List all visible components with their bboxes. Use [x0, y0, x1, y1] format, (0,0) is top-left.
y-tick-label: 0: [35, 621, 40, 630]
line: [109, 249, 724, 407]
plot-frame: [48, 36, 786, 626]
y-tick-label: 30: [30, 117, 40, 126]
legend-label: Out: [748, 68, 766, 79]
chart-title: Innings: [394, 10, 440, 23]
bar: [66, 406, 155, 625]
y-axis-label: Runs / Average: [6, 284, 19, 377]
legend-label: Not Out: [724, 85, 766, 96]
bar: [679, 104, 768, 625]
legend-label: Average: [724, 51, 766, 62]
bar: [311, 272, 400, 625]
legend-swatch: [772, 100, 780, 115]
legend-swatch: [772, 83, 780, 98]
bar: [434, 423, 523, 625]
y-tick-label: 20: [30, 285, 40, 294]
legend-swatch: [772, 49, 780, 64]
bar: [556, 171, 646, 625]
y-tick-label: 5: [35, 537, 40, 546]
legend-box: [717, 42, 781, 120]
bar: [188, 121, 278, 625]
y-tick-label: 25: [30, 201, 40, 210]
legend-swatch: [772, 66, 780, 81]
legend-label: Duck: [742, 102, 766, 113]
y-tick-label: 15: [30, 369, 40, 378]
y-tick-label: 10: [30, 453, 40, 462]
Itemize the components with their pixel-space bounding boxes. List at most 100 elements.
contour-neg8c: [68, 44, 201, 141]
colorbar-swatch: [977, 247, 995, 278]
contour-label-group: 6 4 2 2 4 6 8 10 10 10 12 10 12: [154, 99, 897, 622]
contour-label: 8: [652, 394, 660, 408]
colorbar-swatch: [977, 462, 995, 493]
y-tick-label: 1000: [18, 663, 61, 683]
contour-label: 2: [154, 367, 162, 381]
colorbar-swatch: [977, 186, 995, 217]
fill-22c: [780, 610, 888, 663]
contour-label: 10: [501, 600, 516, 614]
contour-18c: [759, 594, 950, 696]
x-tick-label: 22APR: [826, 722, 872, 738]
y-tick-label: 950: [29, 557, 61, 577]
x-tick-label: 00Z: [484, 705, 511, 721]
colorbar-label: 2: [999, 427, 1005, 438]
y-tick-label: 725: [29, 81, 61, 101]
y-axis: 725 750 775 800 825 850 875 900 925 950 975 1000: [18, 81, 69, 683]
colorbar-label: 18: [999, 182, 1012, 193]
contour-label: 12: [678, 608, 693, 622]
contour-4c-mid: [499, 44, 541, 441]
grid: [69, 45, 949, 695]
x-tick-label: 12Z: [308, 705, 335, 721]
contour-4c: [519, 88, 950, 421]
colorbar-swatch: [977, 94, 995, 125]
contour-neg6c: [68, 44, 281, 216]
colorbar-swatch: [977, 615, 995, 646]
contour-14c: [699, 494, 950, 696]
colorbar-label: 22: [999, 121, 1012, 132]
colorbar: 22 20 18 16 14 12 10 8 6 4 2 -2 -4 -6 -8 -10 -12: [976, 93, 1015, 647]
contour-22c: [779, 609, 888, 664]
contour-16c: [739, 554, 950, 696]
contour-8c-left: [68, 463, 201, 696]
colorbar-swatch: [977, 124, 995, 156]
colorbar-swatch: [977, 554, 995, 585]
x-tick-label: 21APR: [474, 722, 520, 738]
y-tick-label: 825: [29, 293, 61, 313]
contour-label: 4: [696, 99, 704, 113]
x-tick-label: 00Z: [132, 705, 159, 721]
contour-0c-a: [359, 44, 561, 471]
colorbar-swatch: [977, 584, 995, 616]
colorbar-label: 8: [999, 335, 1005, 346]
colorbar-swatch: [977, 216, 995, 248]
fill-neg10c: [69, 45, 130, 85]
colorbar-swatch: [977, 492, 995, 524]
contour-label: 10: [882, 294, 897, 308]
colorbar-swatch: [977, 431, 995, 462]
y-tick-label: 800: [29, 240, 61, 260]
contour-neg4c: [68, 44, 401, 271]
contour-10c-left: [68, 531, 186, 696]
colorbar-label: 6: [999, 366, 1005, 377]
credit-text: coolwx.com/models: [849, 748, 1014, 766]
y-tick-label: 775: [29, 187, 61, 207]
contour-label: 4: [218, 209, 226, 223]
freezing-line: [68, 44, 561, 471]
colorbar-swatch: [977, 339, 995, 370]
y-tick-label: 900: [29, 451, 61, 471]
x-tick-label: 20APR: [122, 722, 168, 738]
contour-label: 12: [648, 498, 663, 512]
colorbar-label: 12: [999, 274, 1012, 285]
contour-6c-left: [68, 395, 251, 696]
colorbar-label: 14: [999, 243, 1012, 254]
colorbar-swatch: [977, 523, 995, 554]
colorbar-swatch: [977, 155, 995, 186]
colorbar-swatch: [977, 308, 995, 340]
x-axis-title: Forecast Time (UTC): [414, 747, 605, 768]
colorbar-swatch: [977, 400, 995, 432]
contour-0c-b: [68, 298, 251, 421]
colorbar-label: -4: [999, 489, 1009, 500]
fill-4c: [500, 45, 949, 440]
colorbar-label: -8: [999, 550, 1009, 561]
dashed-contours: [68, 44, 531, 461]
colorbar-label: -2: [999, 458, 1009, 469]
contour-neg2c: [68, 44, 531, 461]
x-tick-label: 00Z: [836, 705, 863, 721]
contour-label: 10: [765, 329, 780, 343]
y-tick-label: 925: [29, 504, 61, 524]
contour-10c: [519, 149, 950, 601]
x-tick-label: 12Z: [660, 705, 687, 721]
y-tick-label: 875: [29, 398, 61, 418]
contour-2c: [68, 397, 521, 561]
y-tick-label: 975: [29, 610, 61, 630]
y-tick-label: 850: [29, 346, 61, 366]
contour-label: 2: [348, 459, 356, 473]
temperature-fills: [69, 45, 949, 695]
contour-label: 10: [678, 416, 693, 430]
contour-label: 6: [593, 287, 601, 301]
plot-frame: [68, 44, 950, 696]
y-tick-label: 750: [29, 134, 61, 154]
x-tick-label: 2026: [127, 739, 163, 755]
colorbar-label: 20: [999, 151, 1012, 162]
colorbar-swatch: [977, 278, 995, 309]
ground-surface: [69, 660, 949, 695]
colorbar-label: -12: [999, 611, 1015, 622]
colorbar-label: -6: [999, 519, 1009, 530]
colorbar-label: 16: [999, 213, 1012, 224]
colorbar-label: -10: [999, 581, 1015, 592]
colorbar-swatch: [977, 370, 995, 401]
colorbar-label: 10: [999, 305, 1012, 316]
++++++++++++++++++++
▶ _What you will do_: Reproduce all the records above, substituting "chart-frame" for every occurrence of "plot-frame" and leaving everything else unchanged.

▶ _Task result_:
List all visible components with their bboxes. Use [x0, y0, x1, y1] format, (0,0) is top-left.
y-tick-label: 0: [35, 621, 40, 630]
line: [109, 249, 724, 407]
chart-frame: [48, 36, 786, 626]
y-tick-label: 30: [30, 117, 40, 126]
legend-label: Out: [748, 68, 766, 79]
chart-title: Innings: [394, 10, 440, 23]
bar: [66, 406, 155, 625]
y-axis-label: Runs / Average: [6, 284, 19, 377]
legend-label: Not Out: [724, 85, 766, 96]
bar: [679, 104, 768, 625]
legend-label: Average: [724, 51, 766, 62]
bar: [311, 272, 400, 625]
legend-swatch: [772, 100, 780, 115]
legend-swatch: [772, 83, 780, 98]
bar: [434, 423, 523, 625]
y-tick-label: 20: [30, 285, 40, 294]
legend-swatch: [772, 49, 780, 64]
bar: [556, 171, 646, 625]
y-tick-label: 5: [35, 537, 40, 546]
legend-box: [717, 42, 781, 120]
bar: [188, 121, 278, 625]
y-tick-label: 25: [30, 201, 40, 210]
legend-swatch: [772, 66, 780, 81]
legend-label: Duck: [742, 102, 766, 113]
y-tick-label: 15: [30, 369, 40, 378]
y-tick-label: 10: [30, 453, 40, 462]
Itemize the components with their pixel-space bounding boxes. List at most 100 elements.
contour-neg8c: [68, 44, 201, 141]
colorbar-swatch: [977, 247, 995, 278]
contour-label-group: 6 4 2 2 4 6 8 10 10 10 12 10 12: [154, 99, 897, 622]
contour-label: 8: [652, 394, 660, 408]
colorbar-swatch: [977, 462, 995, 493]
y-tick-label: 1000: [18, 663, 61, 683]
contour-label: 2: [154, 367, 162, 381]
colorbar-swatch: [977, 186, 995, 217]
fill-22c: [780, 610, 888, 663]
contour-label: 10: [501, 600, 516, 614]
contour-18c: [759, 594, 950, 696]
x-tick-label: 22APR: [826, 722, 872, 738]
y-tick-label: 950: [29, 557, 61, 577]
x-tick-label: 00Z: [484, 705, 511, 721]
colorbar-label: 2: [999, 427, 1005, 438]
y-tick-label: 725: [29, 81, 61, 101]
y-axis: 725 750 775 800 825 850 875 900 925 950 975 1000: [18, 81, 69, 683]
colorbar-label: 18: [999, 182, 1012, 193]
contour-label: 12: [678, 608, 693, 622]
contour-4c-mid: [499, 44, 541, 441]
grid: [69, 45, 949, 695]
x-tick-label: 12Z: [308, 705, 335, 721]
contour-4c: [519, 88, 950, 421]
colorbar-swatch: [977, 94, 995, 125]
contour-neg6c: [68, 44, 281, 216]
colorbar-swatch: [977, 615, 995, 646]
contour-14c: [699, 494, 950, 696]
colorbar-label: 22: [999, 121, 1012, 132]
colorbar: 22 20 18 16 14 12 10 8 6 4 2 -2 -4 -6 -8 -10 -12: [976, 93, 1015, 647]
contour-22c: [779, 609, 888, 664]
contour-16c: [739, 554, 950, 696]
contour-8c-left: [68, 463, 201, 696]
colorbar-swatch: [977, 124, 995, 156]
colorbar-swatch: [977, 554, 995, 585]
x-tick-label: 21APR: [474, 722, 520, 738]
y-tick-label: 825: [29, 293, 61, 313]
contour-label: 4: [696, 99, 704, 113]
x-tick-label: 00Z: [132, 705, 159, 721]
contour-0c-a: [359, 44, 561, 471]
colorbar-swatch: [977, 584, 995, 616]
colorbar-label: 8: [999, 335, 1005, 346]
colorbar-swatch: [977, 216, 995, 248]
fill-neg10c: [69, 45, 130, 85]
colorbar-swatch: [977, 492, 995, 524]
contour-label: 10: [882, 294, 897, 308]
colorbar-swatch: [977, 431, 995, 462]
y-tick-label: 800: [29, 240, 61, 260]
contour-neg4c: [68, 44, 401, 271]
contour-10c-left: [68, 531, 186, 696]
colorbar-label: 6: [999, 366, 1005, 377]
credit-text: coolwx.com/models: [849, 748, 1014, 766]
y-tick-label: 775: [29, 187, 61, 207]
contour-label: 4: [218, 209, 226, 223]
freezing-line: [68, 44, 561, 471]
colorbar-swatch: [977, 339, 995, 370]
y-tick-label: 900: [29, 451, 61, 471]
x-tick-label: 20APR: [122, 722, 168, 738]
contour-label: 12: [648, 498, 663, 512]
colorbar-label: 12: [999, 274, 1012, 285]
contour-6c-left: [68, 395, 251, 696]
colorbar-label: 14: [999, 243, 1012, 254]
colorbar-swatch: [977, 523, 995, 554]
colorbar-swatch: [977, 155, 995, 186]
colorbar-swatch: [977, 308, 995, 340]
x-axis-title: Forecast Time (UTC): [414, 747, 605, 768]
colorbar-swatch: [977, 400, 995, 432]
contour-0c-b: [68, 298, 251, 421]
colorbar-label: -4: [999, 489, 1009, 500]
fill-4c: [500, 45, 949, 440]
colorbar-label: -8: [999, 550, 1009, 561]
dashed-contours: [68, 44, 531, 461]
colorbar-label: -2: [999, 458, 1009, 469]
contour-neg2c: [68, 44, 531, 461]
x-tick-label: 00Z: [836, 705, 863, 721]
contour-label: 10: [765, 329, 780, 343]
y-tick-label: 925: [29, 504, 61, 524]
contour-10c: [519, 149, 950, 601]
x-tick-label: 12Z: [660, 705, 687, 721]
y-tick-label: 875: [29, 398, 61, 418]
contour-2c: [68, 397, 521, 561]
y-tick-label: 975: [29, 610, 61, 630]
y-tick-label: 850: [29, 346, 61, 366]
contour-label: 2: [348, 459, 356, 473]
temperature-fills: [69, 45, 949, 695]
contour-label: 10: [678, 416, 693, 430]
contour-label: 6: [593, 287, 601, 301]
chart-frame: [68, 44, 950, 696]
y-tick-label: 750: [29, 134, 61, 154]
x-tick-label: 2026: [127, 739, 163, 755]
colorbar-label: 20: [999, 151, 1012, 162]
colorbar-swatch: [977, 278, 995, 309]
ground-surface: [69, 660, 949, 695]
colorbar-label: -12: [999, 611, 1015, 622]
colorbar-label: -6: [999, 519, 1009, 530]
colorbar-label: 16: [999, 213, 1012, 224]
colorbar-label: -10: [999, 581, 1015, 592]
colorbar-swatch: [977, 370, 995, 401]
colorbar-label: 10: [999, 305, 1012, 316]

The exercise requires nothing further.